- _TO BE DONE_: In the entries below, find every line with "HİKMET" and copy it.

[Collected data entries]
◆ ◆ ◆ ◆ ◆

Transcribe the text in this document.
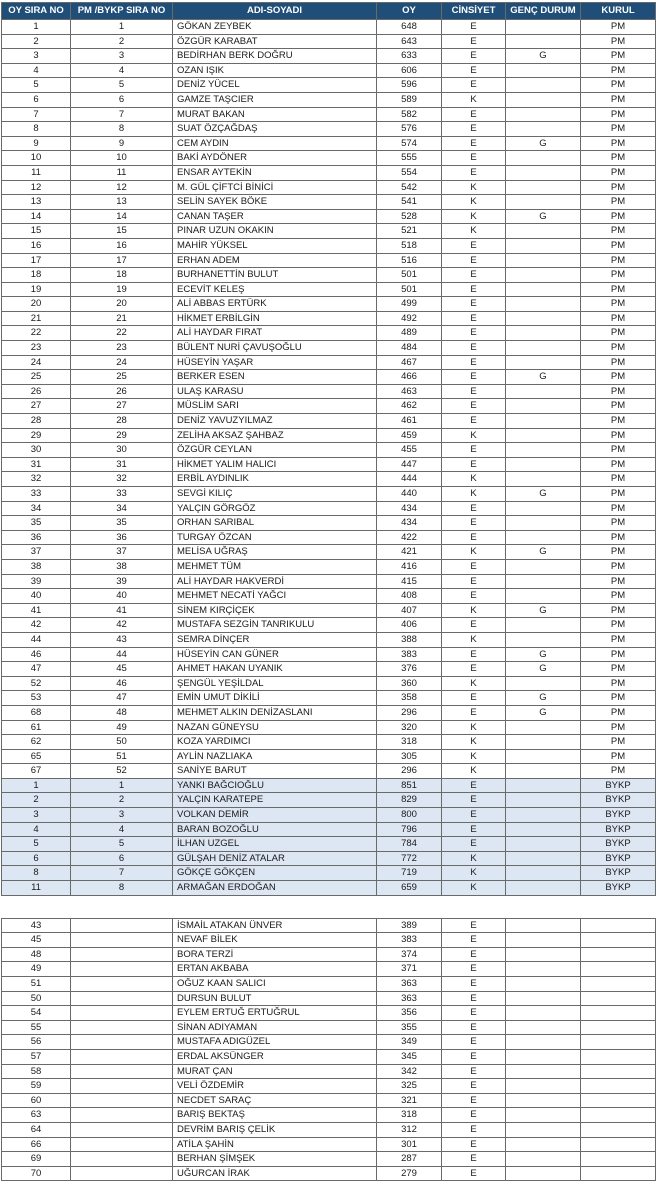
OY SIRA NO	PM /BYKP SIRA NO	ADI-SOYADI	OY	CİNSİYET	GENÇ DURUM	KURUL
1	1	GÖKAN ZEYBEK	648	E		PM
2	2	ÖZGÜR KARABAT	643	E		PM
3	3	BEDİRHAN BERK DOĞRU	633	E	G	PM
4	4	OZAN IŞIK	606	E		PM
5	5	DENİZ YÜCEL	596	E		PM
6	6	GAMZE TAŞCIER	589	K		PM
7	7	MURAT BAKAN	582	E		PM
8	8	SUAT ÖZÇAĞDAŞ	576	E		PM
9	9	CEM AYDIN	574	E	G	PM
10	10	BAKİ AYDÖNER	555	E		PM
11	11	ENSAR AYTEKİN	554	E		PM
12	12	M. GÜL ÇİFTCİ BİNİCİ	542	K		PM
13	13	SELİN SAYEK BÖKE	541	K		PM
14	14	CANAN TAŞER	528	K	G	PM
15	15	PINAR UZUN OKAKIN	521	K		PM
16	16	MAHİR YÜKSEL	518	E		PM
17	17	ERHAN ADEM	516	E		PM
18	18	BURHANETTİN BULUT	501	E		PM
19	19	ECEVİT KELEŞ	501	E		PM
20	20	ALİ ABBAS ERTÜRK	499	E		PM
21	21	HİKMET ERBİLGİN	492	E		PM
22	22	ALİ HAYDAR FIRAT	489	E		PM
23	23	BÜLENT NURİ ÇAVUŞOĞLU	484	E		PM
24	24	HÜSEYİN YAŞAR	467	E		PM
25	25	BERKER ESEN	466	E	G	PM
26	26	ULAŞ KARASU	463	E		PM
27	27	MÜSLİM SARI	462	E		PM
28	28	DENİZ YAVUZYILMAZ	461	E		PM
29	29	ZELİHA AKSAZ ŞAHBAZ	459	K		PM
30	30	ÖZGÜR CEYLAN	455	E		PM
31	31	HİKMET YALIM HALICI	447	E		PM
32	32	ERBİL AYDINLIK	444	K		PM
33	33	SEVGİ KILIÇ	440	K	G	PM
34	34	YALÇIN GÖRGÖZ	434	E		PM
35	35	ORHAN SARIBAL	434	E		PM
36	36	TURGAY ÖZCAN	422	E		PM
37	37	MELİSA UĞRAŞ	421	K	G	PM
38	38	MEHMET TÜM	416	E		PM
39	39	ALİ HAYDAR HAKVERDİ	415	E		PM
40	40	MEHMET NECATİ YAĞCI	408	E		PM
41	41	SİNEM KIRÇİÇEK	407	K	G	PM
42	42	MUSTAFA SEZGİN TANRIKULU	406	E		PM
44	43	SEMRA DİNÇER	388	K		PM
46	44	HÜSEYİN CAN GÜNER	383	E	G	PM
47	45	AHMET HAKAN UYANIK	376	E	G	PM
52	46	ŞENGÜL YEŞİLDAL	360	K		PM
53	47	EMİN UMUT DİKİLİ	358	E	G	PM
68	48	MEHMET ALKIN DENİZASLANI	296	E	G	PM
61	49	NAZAN GÜNEYSU	320	K		PM
62	50	KOZA YARDIMCI	318	K		PM
65	51	AYLİN NAZLIAKA	305	K		PM
67	52	SANİYE BARUT	296	K		PM
1	1	YANKI BAĞCIOĞLU	851	E		BYKP
2	2	YALÇIN KARATEPE	829	E		BYKP
3	3	VOLKAN DEMİR	800	E		BYKP
4	4	BARAN BOZOĞLU	796	E		BYKP
5	5	İLHAN UZGEL	784	E		BYKP
6	6	GÜLŞAH DENİZ ATALAR	772	K		BYKP
8	7	GÖKÇE GÖKÇEN	719	K		BYKP
11	8	ARMAĞAN ERDOĞAN	659	K		BYKP
43		İSMAİL ATAKAN ÜNVER	389	E		
45		NEVAF BİLEK	383	E		
48		BORA TERZİ	374	E		
49		ERTAN AKBABA	371	E		
51		OĞUZ KAAN SALICI	363	E		
50		DURSUN BULUT	363	E		
54		EYLEM ERTUĞ ERTUĞRUL	356	E		
55		SİNAN ADIYAMAN	355	E		
56		MUSTAFA ADIGÜZEL	349	E		
57		ERDAL AKSÜNGER	345	E		
58		MURAT ÇAN	342	E		
59		VELİ ÖZDEMİR	325	E		
60		NECDET SARAÇ	321	E		
63		BARIŞ BEKTAŞ	318	E		
64		DEVRİM BARIŞ ÇELİK	312	E		
66		ATİLA ŞAHİN	301	E		
69		BERHAN ŞİMŞEK	287	E		
70		UĞURCAN İRAK	279	E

◆ ◆ ◆ ◆ ◆

- _REPLY_:
21	21	HİKMET ERBİLGİN	492	E		PM
31	31	HİKMET YALIM HALICI	447	E		PM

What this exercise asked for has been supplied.